:: Task to complete ::
Scan the lines below; pull out those with "Juvenile".

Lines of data
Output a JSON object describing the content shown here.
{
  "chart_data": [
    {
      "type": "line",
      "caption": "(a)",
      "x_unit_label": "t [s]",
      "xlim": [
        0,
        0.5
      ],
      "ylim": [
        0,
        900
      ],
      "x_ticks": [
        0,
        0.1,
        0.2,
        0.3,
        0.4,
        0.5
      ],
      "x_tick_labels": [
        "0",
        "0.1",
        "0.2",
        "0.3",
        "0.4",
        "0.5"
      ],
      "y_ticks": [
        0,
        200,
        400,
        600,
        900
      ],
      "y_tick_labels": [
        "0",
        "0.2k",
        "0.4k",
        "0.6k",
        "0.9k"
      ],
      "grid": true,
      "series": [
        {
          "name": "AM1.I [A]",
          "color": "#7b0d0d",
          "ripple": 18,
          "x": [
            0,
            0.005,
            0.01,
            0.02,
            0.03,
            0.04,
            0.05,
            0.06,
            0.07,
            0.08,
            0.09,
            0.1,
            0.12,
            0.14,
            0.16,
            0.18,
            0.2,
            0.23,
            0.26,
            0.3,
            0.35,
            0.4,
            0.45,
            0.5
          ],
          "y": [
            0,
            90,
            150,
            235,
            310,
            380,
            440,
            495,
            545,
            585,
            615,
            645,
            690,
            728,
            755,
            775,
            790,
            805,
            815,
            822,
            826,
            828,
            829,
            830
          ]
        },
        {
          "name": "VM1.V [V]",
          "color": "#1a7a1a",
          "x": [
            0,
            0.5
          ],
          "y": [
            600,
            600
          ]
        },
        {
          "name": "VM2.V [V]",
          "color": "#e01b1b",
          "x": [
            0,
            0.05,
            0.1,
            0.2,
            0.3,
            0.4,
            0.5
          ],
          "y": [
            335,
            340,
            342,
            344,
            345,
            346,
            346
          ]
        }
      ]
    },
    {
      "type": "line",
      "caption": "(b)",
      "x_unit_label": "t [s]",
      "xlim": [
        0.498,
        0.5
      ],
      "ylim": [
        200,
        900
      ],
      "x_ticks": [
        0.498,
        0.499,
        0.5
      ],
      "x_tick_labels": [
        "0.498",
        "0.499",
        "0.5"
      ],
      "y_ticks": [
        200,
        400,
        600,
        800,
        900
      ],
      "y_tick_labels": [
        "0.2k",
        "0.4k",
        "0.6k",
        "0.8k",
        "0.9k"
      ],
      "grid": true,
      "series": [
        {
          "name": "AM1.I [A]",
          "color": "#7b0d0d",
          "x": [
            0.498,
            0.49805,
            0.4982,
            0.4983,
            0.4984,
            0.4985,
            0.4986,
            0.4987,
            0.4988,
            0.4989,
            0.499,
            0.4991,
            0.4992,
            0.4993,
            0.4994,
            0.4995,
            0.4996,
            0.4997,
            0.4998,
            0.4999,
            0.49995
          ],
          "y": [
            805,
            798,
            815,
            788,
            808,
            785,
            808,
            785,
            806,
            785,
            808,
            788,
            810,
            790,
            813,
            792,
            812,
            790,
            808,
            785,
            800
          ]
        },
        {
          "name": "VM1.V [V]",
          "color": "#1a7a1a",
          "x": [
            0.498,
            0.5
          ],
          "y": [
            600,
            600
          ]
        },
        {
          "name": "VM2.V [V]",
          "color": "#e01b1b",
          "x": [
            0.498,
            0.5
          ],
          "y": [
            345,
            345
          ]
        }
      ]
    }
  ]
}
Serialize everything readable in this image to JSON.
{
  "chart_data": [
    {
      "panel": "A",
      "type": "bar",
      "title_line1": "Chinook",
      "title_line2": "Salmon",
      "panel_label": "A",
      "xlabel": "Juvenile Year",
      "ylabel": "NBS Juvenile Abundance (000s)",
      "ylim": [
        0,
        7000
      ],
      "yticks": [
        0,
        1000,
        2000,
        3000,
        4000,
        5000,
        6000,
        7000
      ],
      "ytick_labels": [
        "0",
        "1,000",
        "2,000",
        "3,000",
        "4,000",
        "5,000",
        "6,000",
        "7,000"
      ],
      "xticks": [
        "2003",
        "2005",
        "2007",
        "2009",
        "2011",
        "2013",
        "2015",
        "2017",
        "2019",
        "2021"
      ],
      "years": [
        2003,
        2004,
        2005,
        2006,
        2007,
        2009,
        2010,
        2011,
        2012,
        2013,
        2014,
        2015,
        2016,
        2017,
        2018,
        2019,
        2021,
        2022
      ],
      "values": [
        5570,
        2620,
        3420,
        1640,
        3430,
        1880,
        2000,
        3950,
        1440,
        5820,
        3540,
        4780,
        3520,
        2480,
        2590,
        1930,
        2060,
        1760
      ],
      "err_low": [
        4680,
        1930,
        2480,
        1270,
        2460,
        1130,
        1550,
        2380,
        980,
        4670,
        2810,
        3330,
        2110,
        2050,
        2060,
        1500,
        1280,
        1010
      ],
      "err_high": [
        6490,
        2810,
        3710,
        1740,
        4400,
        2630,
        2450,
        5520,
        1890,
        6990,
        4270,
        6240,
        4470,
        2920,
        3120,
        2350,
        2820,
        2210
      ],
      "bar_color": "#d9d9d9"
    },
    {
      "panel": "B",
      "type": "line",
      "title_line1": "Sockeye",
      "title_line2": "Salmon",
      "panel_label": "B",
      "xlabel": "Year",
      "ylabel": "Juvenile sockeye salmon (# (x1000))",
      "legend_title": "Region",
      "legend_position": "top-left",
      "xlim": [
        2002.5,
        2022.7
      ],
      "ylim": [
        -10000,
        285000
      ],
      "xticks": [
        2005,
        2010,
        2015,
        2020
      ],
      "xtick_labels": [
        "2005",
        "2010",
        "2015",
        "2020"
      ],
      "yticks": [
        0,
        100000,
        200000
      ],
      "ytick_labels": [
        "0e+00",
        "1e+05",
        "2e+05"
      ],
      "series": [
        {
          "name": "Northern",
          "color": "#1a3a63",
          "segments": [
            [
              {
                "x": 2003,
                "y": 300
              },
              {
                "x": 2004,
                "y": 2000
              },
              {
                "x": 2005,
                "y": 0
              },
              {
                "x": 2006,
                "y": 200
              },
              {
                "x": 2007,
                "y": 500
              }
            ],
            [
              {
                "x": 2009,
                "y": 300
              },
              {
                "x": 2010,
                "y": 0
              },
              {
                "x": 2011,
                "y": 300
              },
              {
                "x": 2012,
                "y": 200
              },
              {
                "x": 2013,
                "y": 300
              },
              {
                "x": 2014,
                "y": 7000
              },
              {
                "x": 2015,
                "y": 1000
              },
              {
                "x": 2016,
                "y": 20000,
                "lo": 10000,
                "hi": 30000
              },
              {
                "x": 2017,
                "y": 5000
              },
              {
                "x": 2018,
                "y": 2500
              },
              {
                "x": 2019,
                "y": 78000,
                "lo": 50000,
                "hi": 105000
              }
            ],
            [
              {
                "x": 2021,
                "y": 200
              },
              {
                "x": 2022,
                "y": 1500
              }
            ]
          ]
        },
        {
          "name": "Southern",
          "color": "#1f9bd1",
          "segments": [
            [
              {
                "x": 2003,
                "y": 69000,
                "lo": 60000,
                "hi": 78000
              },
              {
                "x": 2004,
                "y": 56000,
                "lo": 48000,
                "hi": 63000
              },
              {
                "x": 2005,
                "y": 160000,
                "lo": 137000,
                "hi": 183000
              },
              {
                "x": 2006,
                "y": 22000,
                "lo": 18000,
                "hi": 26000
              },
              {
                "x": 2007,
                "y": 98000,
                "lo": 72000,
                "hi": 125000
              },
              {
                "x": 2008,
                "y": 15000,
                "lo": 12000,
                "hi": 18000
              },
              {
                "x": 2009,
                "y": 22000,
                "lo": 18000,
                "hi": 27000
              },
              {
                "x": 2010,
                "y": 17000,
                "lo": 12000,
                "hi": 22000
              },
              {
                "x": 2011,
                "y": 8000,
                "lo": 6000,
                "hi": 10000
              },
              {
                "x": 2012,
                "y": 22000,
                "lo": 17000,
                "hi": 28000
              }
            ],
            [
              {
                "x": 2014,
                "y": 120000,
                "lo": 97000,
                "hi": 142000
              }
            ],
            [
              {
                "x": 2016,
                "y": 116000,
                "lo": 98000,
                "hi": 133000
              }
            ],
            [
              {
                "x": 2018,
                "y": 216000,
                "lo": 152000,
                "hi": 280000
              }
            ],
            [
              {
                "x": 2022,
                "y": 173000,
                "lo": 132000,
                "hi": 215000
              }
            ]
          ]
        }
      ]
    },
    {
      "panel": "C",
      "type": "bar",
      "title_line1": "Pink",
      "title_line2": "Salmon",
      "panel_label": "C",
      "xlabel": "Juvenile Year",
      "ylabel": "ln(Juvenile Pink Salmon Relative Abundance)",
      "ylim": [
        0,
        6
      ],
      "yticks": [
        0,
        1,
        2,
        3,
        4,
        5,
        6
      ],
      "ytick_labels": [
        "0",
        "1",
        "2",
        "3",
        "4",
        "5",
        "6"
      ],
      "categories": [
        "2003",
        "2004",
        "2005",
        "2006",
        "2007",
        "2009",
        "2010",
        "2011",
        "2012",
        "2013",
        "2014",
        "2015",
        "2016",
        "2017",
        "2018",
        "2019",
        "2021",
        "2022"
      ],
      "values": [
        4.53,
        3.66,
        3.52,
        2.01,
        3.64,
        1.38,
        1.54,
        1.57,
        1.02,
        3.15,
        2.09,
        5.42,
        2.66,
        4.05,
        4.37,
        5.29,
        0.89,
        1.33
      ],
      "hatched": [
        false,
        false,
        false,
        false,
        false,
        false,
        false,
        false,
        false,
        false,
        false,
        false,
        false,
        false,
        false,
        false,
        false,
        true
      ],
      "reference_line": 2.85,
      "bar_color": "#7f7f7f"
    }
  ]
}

:: Completed exercise ::
      "xlabel": "Juvenile Year",
      "ylabel": "NBS Juvenile Abundance (000s)",
      "ylabel": "Juvenile sockeye salmon (# (x1000))",
      "xlabel": "Juvenile Year",
      "ylabel": "ln(Juvenile Pink Salmon Relative Abundance)",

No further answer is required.